* [Task instructions]: Locate the word "time" in the material, then show every line that holds it.

━━ Record list ━━

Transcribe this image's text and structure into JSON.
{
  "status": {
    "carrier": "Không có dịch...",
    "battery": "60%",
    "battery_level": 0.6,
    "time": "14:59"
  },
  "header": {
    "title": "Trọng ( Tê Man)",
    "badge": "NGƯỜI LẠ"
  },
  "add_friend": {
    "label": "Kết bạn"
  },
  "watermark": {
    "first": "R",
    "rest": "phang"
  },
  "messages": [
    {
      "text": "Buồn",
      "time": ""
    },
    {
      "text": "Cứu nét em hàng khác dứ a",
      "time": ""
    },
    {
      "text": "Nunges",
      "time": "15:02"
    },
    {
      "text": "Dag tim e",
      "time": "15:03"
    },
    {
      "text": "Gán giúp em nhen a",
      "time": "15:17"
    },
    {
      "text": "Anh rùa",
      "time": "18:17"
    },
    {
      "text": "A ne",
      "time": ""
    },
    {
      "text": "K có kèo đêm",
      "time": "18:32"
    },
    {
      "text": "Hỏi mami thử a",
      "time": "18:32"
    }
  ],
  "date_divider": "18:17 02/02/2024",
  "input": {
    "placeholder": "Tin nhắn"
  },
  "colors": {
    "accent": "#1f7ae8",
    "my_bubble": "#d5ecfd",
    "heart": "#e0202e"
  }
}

━━━

* [Completed exercise]:
    "time": "14:59"
      "time": ""
      "time": ""
      "time": "15:02"
      "time": "15:03"
      "time": "15:17"
      "time": "18:17"
      "time": ""
      "time": "18:32"
      "time": "18:32"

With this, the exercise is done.